| Passage provided |
----
Epicardial adipose tissue and cardiac physiology: established knowledge
EpAT is located between the visceral pericardium and the heart, in direct contact with the myocardium. Other terms such as pericardial fat or paracardial fat have been wrongly used in the past to refer to EpAT, but they have a distinct meaning and should not be used interchangeably (Fig. 1). Species‐specific differences in EpAT are marked (Marchington & Pond, 1990; Chiou et al. 1997); whilst in rodents EpAT is almost absent, in humans it can cover up to 80% of the surface of the heart, found even in sub‐epicardium, infiltrating human myocardium (Cherian et al. 2012). Interestingly, EpAT has a common embryonic origin with the heart from the splachnopleuric mesoderm, and is supplied with blood by the coronary circulation, facts which suggest that EpAT may be important for cardiac physiology (Cherian et al. 2012).
----
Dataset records
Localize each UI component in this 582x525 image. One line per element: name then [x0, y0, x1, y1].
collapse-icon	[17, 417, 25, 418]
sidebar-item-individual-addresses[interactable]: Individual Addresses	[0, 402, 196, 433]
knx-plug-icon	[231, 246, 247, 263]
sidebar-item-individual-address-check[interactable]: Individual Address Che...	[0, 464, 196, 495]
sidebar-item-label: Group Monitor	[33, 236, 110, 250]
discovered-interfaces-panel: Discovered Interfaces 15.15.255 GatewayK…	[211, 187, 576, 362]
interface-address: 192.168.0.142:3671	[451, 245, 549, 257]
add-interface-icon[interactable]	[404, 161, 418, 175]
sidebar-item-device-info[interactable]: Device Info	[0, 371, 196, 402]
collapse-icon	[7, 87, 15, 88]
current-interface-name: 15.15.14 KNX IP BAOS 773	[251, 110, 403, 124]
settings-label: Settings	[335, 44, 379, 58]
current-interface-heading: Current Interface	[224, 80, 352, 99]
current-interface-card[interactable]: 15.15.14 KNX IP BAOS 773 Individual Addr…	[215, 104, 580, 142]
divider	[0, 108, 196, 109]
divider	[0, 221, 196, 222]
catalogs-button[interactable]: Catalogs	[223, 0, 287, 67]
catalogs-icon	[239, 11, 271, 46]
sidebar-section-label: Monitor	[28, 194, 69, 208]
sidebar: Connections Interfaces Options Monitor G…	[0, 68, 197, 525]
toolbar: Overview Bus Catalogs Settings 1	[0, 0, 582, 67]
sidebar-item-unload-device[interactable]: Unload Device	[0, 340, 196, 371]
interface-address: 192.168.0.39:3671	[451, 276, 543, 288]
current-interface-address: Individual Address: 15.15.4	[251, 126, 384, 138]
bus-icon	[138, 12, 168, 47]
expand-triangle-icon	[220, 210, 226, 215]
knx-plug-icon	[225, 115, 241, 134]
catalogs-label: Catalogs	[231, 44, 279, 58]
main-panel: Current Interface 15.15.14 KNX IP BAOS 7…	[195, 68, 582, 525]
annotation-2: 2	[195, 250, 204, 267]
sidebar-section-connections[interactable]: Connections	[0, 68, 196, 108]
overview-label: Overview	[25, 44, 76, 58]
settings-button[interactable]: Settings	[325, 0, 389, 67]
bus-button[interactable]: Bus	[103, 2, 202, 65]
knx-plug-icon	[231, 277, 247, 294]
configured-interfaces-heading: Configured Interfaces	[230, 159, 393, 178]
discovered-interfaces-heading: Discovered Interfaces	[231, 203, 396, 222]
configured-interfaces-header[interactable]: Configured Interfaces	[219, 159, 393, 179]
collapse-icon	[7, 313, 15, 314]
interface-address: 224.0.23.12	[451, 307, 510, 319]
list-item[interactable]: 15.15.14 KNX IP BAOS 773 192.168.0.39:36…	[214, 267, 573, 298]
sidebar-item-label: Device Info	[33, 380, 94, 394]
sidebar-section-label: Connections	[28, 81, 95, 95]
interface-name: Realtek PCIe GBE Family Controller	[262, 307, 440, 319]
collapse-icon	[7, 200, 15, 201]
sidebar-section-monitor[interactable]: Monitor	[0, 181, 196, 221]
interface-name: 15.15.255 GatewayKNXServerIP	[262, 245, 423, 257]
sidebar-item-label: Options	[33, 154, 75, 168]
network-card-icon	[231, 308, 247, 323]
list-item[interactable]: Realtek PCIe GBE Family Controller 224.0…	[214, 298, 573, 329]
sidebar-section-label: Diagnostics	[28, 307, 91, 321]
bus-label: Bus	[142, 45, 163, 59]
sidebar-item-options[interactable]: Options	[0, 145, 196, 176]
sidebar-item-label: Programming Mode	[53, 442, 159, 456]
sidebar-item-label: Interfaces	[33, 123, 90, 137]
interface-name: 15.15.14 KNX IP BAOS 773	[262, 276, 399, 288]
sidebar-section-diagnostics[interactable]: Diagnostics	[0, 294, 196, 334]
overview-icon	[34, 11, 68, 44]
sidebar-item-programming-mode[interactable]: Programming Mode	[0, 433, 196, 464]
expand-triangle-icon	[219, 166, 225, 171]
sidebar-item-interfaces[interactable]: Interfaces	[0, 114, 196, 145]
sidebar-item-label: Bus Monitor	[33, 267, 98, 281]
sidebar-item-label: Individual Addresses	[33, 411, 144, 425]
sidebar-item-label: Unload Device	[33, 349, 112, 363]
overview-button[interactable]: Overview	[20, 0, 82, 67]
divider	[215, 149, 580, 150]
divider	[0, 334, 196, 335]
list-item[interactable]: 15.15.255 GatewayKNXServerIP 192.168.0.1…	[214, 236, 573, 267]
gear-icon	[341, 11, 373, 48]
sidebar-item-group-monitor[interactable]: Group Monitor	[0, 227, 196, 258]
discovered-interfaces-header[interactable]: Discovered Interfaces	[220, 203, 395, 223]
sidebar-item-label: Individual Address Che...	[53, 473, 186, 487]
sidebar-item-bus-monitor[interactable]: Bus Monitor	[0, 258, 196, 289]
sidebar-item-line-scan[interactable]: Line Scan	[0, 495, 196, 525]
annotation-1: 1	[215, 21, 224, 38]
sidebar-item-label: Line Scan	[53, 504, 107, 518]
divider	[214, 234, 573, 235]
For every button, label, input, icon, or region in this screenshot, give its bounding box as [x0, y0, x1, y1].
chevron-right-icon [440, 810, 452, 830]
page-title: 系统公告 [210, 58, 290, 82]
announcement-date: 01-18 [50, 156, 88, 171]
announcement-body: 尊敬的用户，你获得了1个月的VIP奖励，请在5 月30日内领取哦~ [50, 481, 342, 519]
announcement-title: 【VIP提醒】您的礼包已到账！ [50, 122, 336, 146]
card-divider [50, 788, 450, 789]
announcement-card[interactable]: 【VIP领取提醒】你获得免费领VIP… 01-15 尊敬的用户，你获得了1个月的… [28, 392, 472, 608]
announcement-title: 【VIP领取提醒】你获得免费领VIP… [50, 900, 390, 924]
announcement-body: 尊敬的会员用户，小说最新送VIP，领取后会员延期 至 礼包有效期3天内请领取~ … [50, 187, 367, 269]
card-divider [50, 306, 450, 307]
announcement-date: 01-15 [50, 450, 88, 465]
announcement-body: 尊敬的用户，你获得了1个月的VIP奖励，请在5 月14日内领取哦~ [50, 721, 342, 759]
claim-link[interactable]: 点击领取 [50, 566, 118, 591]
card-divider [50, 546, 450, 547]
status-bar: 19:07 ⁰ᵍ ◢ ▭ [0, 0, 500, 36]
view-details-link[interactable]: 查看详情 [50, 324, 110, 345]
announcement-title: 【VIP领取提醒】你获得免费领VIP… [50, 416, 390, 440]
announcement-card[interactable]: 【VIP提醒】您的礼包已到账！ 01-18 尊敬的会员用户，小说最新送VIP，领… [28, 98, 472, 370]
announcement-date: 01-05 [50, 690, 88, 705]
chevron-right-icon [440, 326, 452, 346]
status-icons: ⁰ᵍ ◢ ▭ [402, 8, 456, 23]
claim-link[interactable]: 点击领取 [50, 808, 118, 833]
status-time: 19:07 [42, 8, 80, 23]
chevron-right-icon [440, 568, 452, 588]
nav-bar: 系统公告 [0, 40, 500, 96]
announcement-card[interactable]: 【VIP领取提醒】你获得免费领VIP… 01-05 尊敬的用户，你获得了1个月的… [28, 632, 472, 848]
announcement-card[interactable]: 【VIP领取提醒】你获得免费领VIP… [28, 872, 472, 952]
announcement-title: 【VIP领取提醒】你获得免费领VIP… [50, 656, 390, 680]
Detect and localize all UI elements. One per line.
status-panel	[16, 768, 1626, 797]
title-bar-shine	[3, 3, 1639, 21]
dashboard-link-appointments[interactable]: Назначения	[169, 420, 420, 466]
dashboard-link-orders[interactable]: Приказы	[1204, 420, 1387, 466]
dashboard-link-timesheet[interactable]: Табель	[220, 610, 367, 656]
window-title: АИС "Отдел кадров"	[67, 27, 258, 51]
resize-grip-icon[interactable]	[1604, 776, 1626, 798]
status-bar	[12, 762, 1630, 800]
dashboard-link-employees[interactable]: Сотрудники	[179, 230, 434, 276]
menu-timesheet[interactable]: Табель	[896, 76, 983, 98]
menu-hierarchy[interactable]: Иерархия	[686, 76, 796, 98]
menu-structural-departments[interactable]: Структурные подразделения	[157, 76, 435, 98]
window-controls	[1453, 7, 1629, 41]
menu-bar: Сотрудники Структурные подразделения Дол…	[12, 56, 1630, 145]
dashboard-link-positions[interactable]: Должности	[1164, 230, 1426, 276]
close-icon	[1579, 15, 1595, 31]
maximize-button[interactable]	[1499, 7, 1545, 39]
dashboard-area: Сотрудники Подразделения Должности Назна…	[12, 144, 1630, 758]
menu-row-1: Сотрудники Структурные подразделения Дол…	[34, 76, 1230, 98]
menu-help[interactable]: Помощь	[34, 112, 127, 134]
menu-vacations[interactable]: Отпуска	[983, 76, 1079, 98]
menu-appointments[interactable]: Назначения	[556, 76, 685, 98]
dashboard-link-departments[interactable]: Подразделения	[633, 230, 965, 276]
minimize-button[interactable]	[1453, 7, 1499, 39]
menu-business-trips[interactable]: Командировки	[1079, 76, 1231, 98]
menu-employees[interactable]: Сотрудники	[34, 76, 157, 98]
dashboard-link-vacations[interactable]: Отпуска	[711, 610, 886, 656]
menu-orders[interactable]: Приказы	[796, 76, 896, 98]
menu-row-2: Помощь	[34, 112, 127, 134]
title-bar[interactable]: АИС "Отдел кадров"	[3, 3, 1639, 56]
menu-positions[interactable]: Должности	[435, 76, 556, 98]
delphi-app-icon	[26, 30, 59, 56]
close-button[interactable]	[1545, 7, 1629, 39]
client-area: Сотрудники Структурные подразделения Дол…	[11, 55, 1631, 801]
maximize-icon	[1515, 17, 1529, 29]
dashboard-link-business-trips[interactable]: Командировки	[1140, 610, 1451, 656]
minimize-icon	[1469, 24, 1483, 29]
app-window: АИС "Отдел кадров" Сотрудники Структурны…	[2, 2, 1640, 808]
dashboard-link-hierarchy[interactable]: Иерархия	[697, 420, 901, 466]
----
| Brief |
For each statement, say yes or no to whether it agrees with the passage on epicardial adipose tissue, and quote the words of the passage that decide it. 1. In rodents, EpAT covers most of the surface of the heart. 2. EpAT receives its blood supply from the coronary circulation. 3. Pericardial fat and EpAT are terms that may be used interchangeably. The records are material of their own and are unrelated to the text.

| Your response |
1. No: "whilst in rodents EpAT is almost absent"
2. Yes: "is supplied with blood by the coronary circulation"
3. No: "they have a distinct meaning and should not be used interchangeably"